**Task brief**:
Give the number of lines that include the word "множители", nothing more.

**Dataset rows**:
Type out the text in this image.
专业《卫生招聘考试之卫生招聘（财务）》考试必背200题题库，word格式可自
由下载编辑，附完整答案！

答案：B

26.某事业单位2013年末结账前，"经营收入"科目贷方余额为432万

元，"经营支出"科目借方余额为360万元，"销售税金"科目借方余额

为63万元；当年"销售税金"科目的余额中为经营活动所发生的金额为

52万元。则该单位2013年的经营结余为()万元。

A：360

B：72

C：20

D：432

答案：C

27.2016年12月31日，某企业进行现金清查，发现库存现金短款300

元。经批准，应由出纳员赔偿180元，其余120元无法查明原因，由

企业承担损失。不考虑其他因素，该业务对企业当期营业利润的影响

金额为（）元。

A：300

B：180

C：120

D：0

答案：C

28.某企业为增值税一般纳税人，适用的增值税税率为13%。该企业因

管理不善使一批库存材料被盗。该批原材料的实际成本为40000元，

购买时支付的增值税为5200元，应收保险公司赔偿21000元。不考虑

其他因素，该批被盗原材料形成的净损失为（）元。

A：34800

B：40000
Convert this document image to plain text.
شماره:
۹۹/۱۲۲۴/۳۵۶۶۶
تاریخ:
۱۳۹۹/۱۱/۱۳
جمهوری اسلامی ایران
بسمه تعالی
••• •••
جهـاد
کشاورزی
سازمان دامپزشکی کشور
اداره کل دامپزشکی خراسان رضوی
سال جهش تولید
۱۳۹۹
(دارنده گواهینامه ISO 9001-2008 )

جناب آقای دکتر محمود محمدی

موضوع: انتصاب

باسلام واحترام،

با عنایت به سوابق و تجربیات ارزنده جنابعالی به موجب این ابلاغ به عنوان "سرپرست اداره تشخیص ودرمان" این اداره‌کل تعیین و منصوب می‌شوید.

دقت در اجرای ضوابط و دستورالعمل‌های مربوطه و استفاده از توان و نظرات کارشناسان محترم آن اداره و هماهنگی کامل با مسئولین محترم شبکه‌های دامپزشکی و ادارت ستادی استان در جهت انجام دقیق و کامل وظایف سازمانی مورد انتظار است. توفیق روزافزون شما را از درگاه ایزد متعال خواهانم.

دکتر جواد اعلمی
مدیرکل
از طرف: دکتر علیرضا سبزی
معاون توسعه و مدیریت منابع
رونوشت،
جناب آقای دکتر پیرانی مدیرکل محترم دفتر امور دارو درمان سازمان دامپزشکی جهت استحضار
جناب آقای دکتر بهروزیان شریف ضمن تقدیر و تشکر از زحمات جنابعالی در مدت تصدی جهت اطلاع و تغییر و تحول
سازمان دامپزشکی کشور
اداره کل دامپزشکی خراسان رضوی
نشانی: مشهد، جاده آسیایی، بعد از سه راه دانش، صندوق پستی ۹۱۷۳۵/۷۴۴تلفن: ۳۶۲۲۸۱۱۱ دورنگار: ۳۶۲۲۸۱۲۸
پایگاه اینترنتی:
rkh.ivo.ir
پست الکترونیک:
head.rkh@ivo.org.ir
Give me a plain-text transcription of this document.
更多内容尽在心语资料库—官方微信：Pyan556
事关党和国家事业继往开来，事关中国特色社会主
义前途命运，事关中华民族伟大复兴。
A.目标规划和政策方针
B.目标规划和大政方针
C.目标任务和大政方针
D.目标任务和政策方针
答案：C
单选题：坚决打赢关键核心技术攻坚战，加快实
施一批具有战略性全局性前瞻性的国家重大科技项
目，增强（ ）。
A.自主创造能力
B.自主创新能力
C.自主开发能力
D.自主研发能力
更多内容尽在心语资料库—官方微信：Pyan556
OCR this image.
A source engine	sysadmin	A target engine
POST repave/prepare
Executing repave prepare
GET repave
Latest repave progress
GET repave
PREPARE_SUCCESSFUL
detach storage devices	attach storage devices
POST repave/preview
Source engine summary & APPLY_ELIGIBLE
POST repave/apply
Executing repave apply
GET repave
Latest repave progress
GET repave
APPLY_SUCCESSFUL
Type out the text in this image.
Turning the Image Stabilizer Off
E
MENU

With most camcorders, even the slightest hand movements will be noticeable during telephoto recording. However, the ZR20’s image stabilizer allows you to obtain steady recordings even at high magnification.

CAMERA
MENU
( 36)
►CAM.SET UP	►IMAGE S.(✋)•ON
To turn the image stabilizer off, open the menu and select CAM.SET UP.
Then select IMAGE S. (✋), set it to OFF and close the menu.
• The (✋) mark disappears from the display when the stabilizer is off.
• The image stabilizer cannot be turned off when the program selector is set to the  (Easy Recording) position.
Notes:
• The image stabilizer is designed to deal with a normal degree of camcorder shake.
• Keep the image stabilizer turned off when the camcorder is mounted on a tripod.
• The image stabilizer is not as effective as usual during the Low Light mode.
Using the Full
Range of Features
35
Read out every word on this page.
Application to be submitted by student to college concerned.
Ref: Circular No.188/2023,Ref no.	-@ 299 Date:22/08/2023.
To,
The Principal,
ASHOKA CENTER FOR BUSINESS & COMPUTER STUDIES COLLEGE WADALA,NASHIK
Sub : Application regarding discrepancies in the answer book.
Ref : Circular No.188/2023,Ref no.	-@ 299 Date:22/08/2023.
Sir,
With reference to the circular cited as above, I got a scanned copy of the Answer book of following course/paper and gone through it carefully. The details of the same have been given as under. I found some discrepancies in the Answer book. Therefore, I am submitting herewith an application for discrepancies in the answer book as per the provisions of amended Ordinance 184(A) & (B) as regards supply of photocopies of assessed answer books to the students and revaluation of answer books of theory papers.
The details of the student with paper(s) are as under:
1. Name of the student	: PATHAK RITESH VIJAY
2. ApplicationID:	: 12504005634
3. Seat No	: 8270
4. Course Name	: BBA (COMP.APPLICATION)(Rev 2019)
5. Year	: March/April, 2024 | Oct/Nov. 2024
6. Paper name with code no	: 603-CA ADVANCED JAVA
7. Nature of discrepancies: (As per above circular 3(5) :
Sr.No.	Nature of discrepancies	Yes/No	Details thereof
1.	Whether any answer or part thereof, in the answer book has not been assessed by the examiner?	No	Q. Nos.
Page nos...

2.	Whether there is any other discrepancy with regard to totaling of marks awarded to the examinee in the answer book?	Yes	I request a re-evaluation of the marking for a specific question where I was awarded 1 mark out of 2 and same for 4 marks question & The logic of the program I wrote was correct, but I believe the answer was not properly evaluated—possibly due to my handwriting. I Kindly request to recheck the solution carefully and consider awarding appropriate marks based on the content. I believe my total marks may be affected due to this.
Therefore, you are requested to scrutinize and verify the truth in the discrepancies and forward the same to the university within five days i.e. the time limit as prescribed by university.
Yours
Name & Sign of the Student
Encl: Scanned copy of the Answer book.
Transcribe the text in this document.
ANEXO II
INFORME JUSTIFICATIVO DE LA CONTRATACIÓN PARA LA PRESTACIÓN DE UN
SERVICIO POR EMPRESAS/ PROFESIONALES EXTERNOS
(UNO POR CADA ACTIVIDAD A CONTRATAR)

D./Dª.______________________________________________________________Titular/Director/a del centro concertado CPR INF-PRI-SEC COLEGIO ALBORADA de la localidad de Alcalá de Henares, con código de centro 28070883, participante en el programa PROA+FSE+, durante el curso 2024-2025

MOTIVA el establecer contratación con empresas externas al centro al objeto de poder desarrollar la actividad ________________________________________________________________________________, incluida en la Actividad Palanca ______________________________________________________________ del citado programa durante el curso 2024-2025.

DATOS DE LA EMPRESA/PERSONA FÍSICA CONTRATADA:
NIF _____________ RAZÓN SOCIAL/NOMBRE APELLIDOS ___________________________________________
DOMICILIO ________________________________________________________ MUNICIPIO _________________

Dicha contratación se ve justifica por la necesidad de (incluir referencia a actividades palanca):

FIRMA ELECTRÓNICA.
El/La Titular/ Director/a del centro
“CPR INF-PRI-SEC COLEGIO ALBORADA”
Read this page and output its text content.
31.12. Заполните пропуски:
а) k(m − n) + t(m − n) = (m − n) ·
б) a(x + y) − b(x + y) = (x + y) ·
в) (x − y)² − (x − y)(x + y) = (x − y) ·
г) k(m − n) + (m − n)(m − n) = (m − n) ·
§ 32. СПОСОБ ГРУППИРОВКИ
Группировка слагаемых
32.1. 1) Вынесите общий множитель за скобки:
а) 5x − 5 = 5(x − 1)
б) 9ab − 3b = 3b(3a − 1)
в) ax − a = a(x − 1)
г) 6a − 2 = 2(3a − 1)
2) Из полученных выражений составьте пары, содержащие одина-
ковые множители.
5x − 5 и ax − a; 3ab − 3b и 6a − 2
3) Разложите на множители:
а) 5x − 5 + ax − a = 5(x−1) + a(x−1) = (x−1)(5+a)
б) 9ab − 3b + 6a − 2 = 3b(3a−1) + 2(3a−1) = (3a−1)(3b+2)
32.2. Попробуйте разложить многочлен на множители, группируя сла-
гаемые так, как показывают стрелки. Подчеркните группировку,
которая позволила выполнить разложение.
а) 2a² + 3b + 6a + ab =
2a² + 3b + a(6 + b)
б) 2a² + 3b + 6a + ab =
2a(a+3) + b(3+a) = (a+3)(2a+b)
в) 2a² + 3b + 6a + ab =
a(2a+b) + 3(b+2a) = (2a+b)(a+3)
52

**Answer to the problem**:
3